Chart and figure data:
══════

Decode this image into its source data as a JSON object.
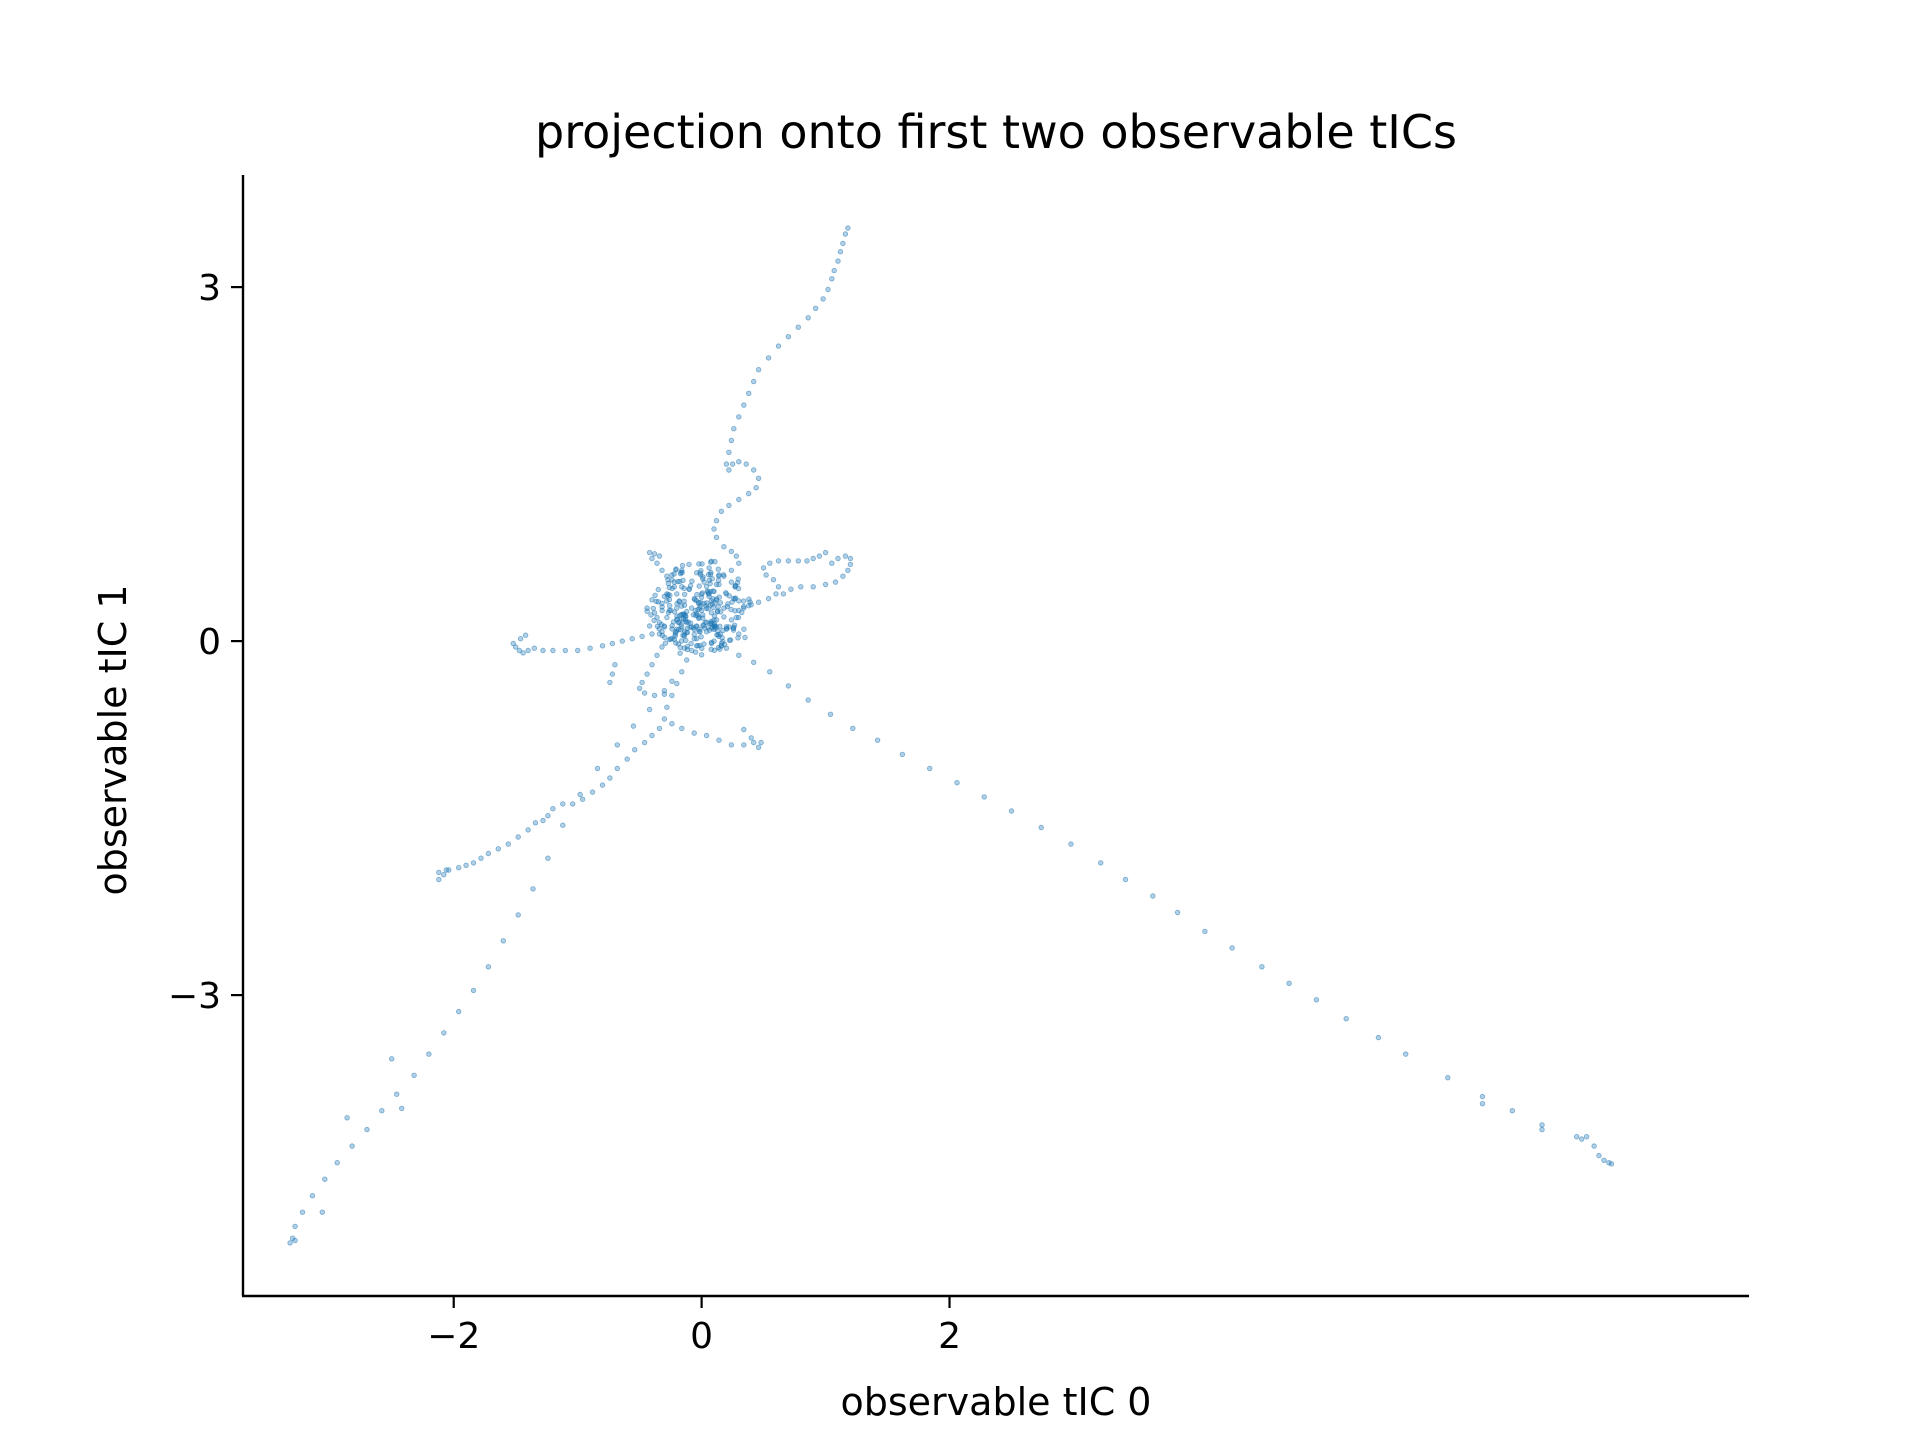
{
  "chart_data": {
    "type": "scatter",
    "title": "projection onto first two observable tICs",
    "xlabel": "observable tIC 0",
    "ylabel": "observable tIC 1",
    "xlim": [
      -3.7,
      8.45
    ],
    "ylim": [
      -5.55,
      3.95
    ],
    "xticks": [
      -2,
      0,
      2
    ],
    "xtick_labels": [
      "−2",
      "0",
      "2"
    ],
    "yticks": [
      -3,
      0,
      3
    ],
    "ytick_labels": [
      "−3",
      "0",
      "3"
    ],
    "grid": false,
    "legend": "none",
    "color": "#1f77b4",
    "series": [
      {
        "points": [
          [
            1.18,
            3.5
          ],
          [
            1.16,
            3.45
          ],
          [
            1.14,
            3.37
          ],
          [
            1.12,
            3.3
          ],
          [
            1.1,
            3.22
          ],
          [
            1.07,
            3.14
          ],
          [
            1.05,
            3.07
          ],
          [
            1.02,
            2.98
          ],
          [
            0.98,
            2.9
          ],
          [
            0.92,
            2.82
          ],
          [
            0.86,
            2.74
          ],
          [
            0.78,
            2.66
          ],
          [
            0.7,
            2.58
          ],
          [
            0.62,
            2.5
          ],
          [
            0.54,
            2.4
          ],
          [
            0.46,
            2.3
          ],
          [
            0.42,
            2.2
          ],
          [
            0.38,
            2.1
          ],
          [
            0.34,
            2.0
          ],
          [
            0.3,
            1.9
          ],
          [
            0.26,
            1.8
          ],
          [
            0.24,
            1.7
          ],
          [
            0.22,
            1.6
          ],
          [
            0.2,
            1.5
          ],
          [
            0.22,
            1.45
          ],
          [
            0.25,
            1.5
          ],
          [
            0.3,
            1.52
          ],
          [
            0.36,
            1.5
          ],
          [
            0.42,
            1.45
          ],
          [
            0.46,
            1.38
          ],
          [
            0.44,
            1.3
          ],
          [
            0.38,
            1.25
          ],
          [
            0.3,
            1.2
          ],
          [
            0.22,
            1.15
          ],
          [
            0.16,
            1.1
          ],
          [
            0.12,
            1.02
          ],
          [
            0.1,
            0.95
          ],
          [
            0.12,
            0.88
          ],
          [
            0.18,
            0.8
          ],
          [
            0.24,
            0.76
          ],
          [
            0.28,
            0.72
          ],
          [
            0.3,
            0.66
          ],
          [
            0.24,
            0.6
          ],
          [
            0.18,
            0.55
          ],
          [
            0.14,
            0.48
          ],
          [
            0.1,
            0.42
          ],
          [
            0.06,
            0.38
          ],
          [
            -0.42,
            0.75
          ],
          [
            -0.38,
            0.74
          ],
          [
            -0.34,
            0.72
          ],
          [
            -0.4,
            0.7
          ],
          [
            -0.36,
            0.66
          ],
          [
            -0.32,
            0.6
          ],
          [
            -0.28,
            0.55
          ],
          [
            -0.22,
            0.5
          ],
          [
            -0.16,
            0.46
          ],
          [
            -0.1,
            0.44
          ],
          [
            -0.2,
            0.4
          ],
          [
            -0.3,
            0.38
          ],
          [
            -0.4,
            0.35
          ],
          [
            -0.44,
            0.28
          ],
          [
            -0.38,
            0.24
          ],
          [
            -0.28,
            0.2
          ],
          [
            -0.18,
            0.16
          ],
          [
            1.0,
            0.75
          ],
          [
            0.95,
            0.72
          ],
          [
            0.9,
            0.7
          ],
          [
            0.85,
            0.68
          ],
          [
            0.78,
            0.68
          ],
          [
            0.7,
            0.68
          ],
          [
            0.62,
            0.68
          ],
          [
            0.55,
            0.66
          ],
          [
            0.5,
            0.62
          ],
          [
            0.52,
            0.56
          ],
          [
            0.58,
            0.52
          ],
          [
            0.62,
            0.46
          ],
          [
            0.6,
            0.4
          ],
          [
            0.54,
            0.36
          ],
          [
            0.46,
            0.33
          ],
          [
            0.38,
            0.3
          ],
          [
            0.3,
            0.26
          ],
          [
            0.8,
            0.46
          ],
          [
            0.9,
            0.46
          ],
          [
            1.0,
            0.48
          ],
          [
            1.08,
            0.5
          ],
          [
            1.14,
            0.55
          ],
          [
            1.18,
            0.6
          ],
          [
            1.2,
            0.65
          ],
          [
            1.2,
            0.7
          ],
          [
            1.16,
            0.72
          ],
          [
            1.1,
            0.7
          ],
          [
            1.05,
            0.66
          ],
          [
            0.72,
            0.44
          ],
          [
            0.66,
            0.4
          ],
          [
            -1.52,
            -0.02
          ],
          [
            -1.5,
            -0.05
          ],
          [
            -1.47,
            -0.08
          ],
          [
            -1.44,
            -0.1
          ],
          [
            -1.4,
            -0.08
          ],
          [
            -1.35,
            -0.06
          ],
          [
            -1.28,
            -0.08
          ],
          [
            -1.2,
            -0.08
          ],
          [
            -1.1,
            -0.08
          ],
          [
            -1.0,
            -0.08
          ],
          [
            -0.9,
            -0.06
          ],
          [
            -0.8,
            -0.04
          ],
          [
            -0.72,
            -0.02
          ],
          [
            -0.64,
            0.0
          ],
          [
            -0.56,
            0.02
          ],
          [
            -0.48,
            0.04
          ],
          [
            -0.4,
            0.06
          ],
          [
            -0.32,
            0.08
          ],
          [
            -1.46,
            0.02
          ],
          [
            -1.42,
            0.05
          ],
          [
            -0.32,
            -0.05
          ],
          [
            -0.36,
            -0.12
          ],
          [
            -0.4,
            -0.2
          ],
          [
            -0.44,
            -0.28
          ],
          [
            -0.48,
            -0.35
          ],
          [
            -0.5,
            -0.4
          ],
          [
            -0.46,
            -0.44
          ],
          [
            -0.38,
            -0.46
          ],
          [
            -0.3,
            -0.42
          ],
          [
            -0.24,
            -0.34
          ],
          [
            -0.7,
            -0.2
          ],
          [
            -0.72,
            -0.28
          ],
          [
            -0.74,
            -0.35
          ],
          [
            -0.04,
            0.02
          ],
          [
            -0.08,
            -0.08
          ],
          [
            -0.12,
            -0.16
          ],
          [
            -0.16,
            -0.26
          ],
          [
            -0.2,
            -0.36
          ],
          [
            -0.24,
            -0.46
          ],
          [
            -0.28,
            -0.56
          ],
          [
            -0.3,
            -0.66
          ],
          [
            -0.34,
            -0.74
          ],
          [
            -0.4,
            -0.8
          ],
          [
            -0.46,
            -0.86
          ],
          [
            -0.54,
            -0.92
          ],
          [
            -0.6,
            -1.0
          ],
          [
            -0.68,
            -1.08
          ],
          [
            -0.74,
            -1.16
          ],
          [
            -0.8,
            -1.22
          ],
          [
            -0.88,
            -1.28
          ],
          [
            -0.96,
            -1.34
          ],
          [
            -1.04,
            -1.38
          ],
          [
            -1.12,
            -1.38
          ],
          [
            -1.2,
            -1.42
          ],
          [
            -1.24,
            -1.48
          ],
          [
            -1.28,
            -1.52
          ],
          [
            -1.34,
            -1.54
          ],
          [
            -1.4,
            -1.6
          ],
          [
            -1.48,
            -1.66
          ],
          [
            -1.56,
            -1.72
          ],
          [
            -1.64,
            -1.76
          ],
          [
            -1.72,
            -1.8
          ],
          [
            -1.78,
            -1.84
          ],
          [
            -1.84,
            -1.88
          ],
          [
            -1.9,
            -1.9
          ],
          [
            -1.96,
            -1.92
          ],
          [
            -2.04,
            -1.94
          ],
          [
            -2.08,
            -1.98
          ],
          [
            -2.12,
            -2.02
          ],
          [
            -2.12,
            -1.96
          ],
          [
            -2.06,
            -1.94
          ],
          [
            -0.24,
            -0.7
          ],
          [
            -0.16,
            -0.74
          ],
          [
            -0.06,
            -0.78
          ],
          [
            0.04,
            -0.8
          ],
          [
            0.14,
            -0.84
          ],
          [
            0.24,
            -0.88
          ],
          [
            0.34,
            -0.88
          ],
          [
            0.42,
            -0.86
          ],
          [
            0.46,
            -0.9
          ],
          [
            0.48,
            -0.86
          ],
          [
            0.4,
            -0.82
          ],
          [
            0.34,
            -0.75
          ],
          [
            0.1,
            0.0
          ],
          [
            0.2,
            -0.06
          ],
          [
            0.3,
            -0.12
          ],
          [
            0.42,
            -0.18
          ],
          [
            0.55,
            -0.26
          ],
          [
            0.7,
            -0.38
          ],
          [
            0.86,
            -0.5
          ],
          [
            1.04,
            -0.62
          ],
          [
            1.22,
            -0.74
          ],
          [
            1.42,
            -0.84
          ],
          [
            1.62,
            -0.96
          ],
          [
            1.84,
            -1.08
          ],
          [
            2.06,
            -1.2
          ],
          [
            2.28,
            -1.32
          ],
          [
            2.5,
            -1.44
          ],
          [
            2.74,
            -1.58
          ],
          [
            2.98,
            -1.72
          ],
          [
            3.22,
            -1.88
          ],
          [
            3.42,
            -2.02
          ],
          [
            3.64,
            -2.16
          ],
          [
            3.84,
            -2.3
          ],
          [
            4.06,
            -2.46
          ],
          [
            4.28,
            -2.6
          ],
          [
            4.52,
            -2.76
          ],
          [
            4.74,
            -2.9
          ],
          [
            4.96,
            -3.04
          ],
          [
            5.2,
            -3.2
          ],
          [
            5.46,
            -3.36
          ],
          [
            5.68,
            -3.5
          ],
          [
            6.02,
            -3.7
          ],
          [
            6.3,
            -3.86
          ],
          [
            6.3,
            -3.92
          ],
          [
            6.54,
            -3.98
          ],
          [
            6.78,
            -4.1
          ],
          [
            6.78,
            -4.14
          ],
          [
            7.06,
            -4.2
          ],
          [
            7.1,
            -4.22
          ],
          [
            7.14,
            -4.2
          ],
          [
            7.2,
            -4.28
          ],
          [
            7.24,
            -4.36
          ],
          [
            7.28,
            -4.4
          ],
          [
            7.32,
            -4.42
          ],
          [
            7.34,
            -4.43
          ],
          [
            -0.3,
            -0.45
          ],
          [
            -0.42,
            -0.58
          ],
          [
            -0.55,
            -0.72
          ],
          [
            -0.68,
            -0.88
          ],
          [
            -0.84,
            -1.08
          ],
          [
            -0.98,
            -1.3
          ],
          [
            -1.12,
            -1.56
          ],
          [
            -1.24,
            -1.84
          ],
          [
            -1.36,
            -2.1
          ],
          [
            -1.48,
            -2.32
          ],
          [
            -1.6,
            -2.54
          ],
          [
            -1.72,
            -2.76
          ],
          [
            -1.84,
            -2.96
          ],
          [
            -1.96,
            -3.14
          ],
          [
            -2.08,
            -3.32
          ],
          [
            -2.2,
            -3.5
          ],
          [
            -2.32,
            -3.68
          ],
          [
            -2.46,
            -3.84
          ],
          [
            -2.58,
            -3.98
          ],
          [
            -2.7,
            -4.14
          ],
          [
            -2.82,
            -4.28
          ],
          [
            -2.94,
            -4.42
          ],
          [
            -3.04,
            -4.56
          ],
          [
            -3.14,
            -4.7
          ],
          [
            -3.22,
            -4.84
          ],
          [
            -3.28,
            -4.96
          ],
          [
            -3.3,
            -5.06
          ],
          [
            -3.32,
            -5.1
          ],
          [
            -3.28,
            -5.08
          ],
          [
            -2.5,
            -3.54
          ],
          [
            -2.42,
            -3.96
          ],
          [
            -2.86,
            -4.04
          ],
          [
            -3.06,
            -4.84
          ]
        ],
        "cluster": {
          "center": [
            -0.05,
            0.15
          ],
          "points": [
            [
              -0.08,
              0.12
            ],
            [
              -0.02,
              0.2
            ],
            [
              0.04,
              0.08
            ],
            [
              -0.12,
              0.25
            ],
            [
              -0.15,
              0.05
            ],
            [
              0.1,
              0.18
            ],
            [
              0.02,
              0.32
            ],
            [
              -0.2,
              0.18
            ],
            [
              -0.06,
              0.02
            ],
            [
              0.14,
              0.04
            ],
            [
              -0.18,
              0.34
            ],
            [
              0.06,
              0.4
            ],
            [
              -0.1,
              0.44
            ],
            [
              0.18,
              0.28
            ],
            [
              -0.26,
              0.26
            ],
            [
              -0.3,
              0.12
            ],
            [
              0.22,
              0.12
            ],
            [
              0.08,
              -0.02
            ],
            [
              -0.04,
              -0.04
            ],
            [
              -0.14,
              -0.06
            ],
            [
              0.02,
              0.5
            ],
            [
              0.12,
              0.48
            ],
            [
              -0.22,
              0.46
            ],
            [
              -0.32,
              0.32
            ],
            [
              0.26,
              0.36
            ],
            [
              0.28,
              0.2
            ],
            [
              0.16,
              -0.04
            ],
            [
              -0.24,
              0.02
            ],
            [
              0.0,
              0.26
            ],
            [
              -0.06,
              0.36
            ],
            [
              0.04,
              0.16
            ],
            [
              -0.12,
              0.16
            ],
            [
              -0.16,
              0.12
            ],
            [
              0.08,
              0.24
            ],
            [
              -0.02,
              0.1
            ],
            [
              0.1,
              0.1
            ],
            [
              -0.08,
              0.28
            ],
            [
              -0.2,
              0.28
            ],
            [
              0.2,
              0.4
            ],
            [
              0.14,
              0.56
            ],
            [
              -0.04,
              0.58
            ],
            [
              -0.28,
              0.4
            ],
            [
              -0.36,
              0.2
            ],
            [
              -0.34,
              0.06
            ],
            [
              0.3,
              0.06
            ],
            [
              0.34,
              0.28
            ],
            [
              0.24,
              0.5
            ],
            [
              0.06,
              0.62
            ],
            [
              -0.16,
              0.6
            ],
            [
              -0.24,
              0.56
            ]
          ]
        }
      }
    ]
  }
}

══════

# Exercise aim:
Show every line where the string "observable" appears.

# Final result:
    "title": "projection onto first two observable tICs",
    "xlabel": "observable tIC 0",
    "ylabel": "observable tIC 1",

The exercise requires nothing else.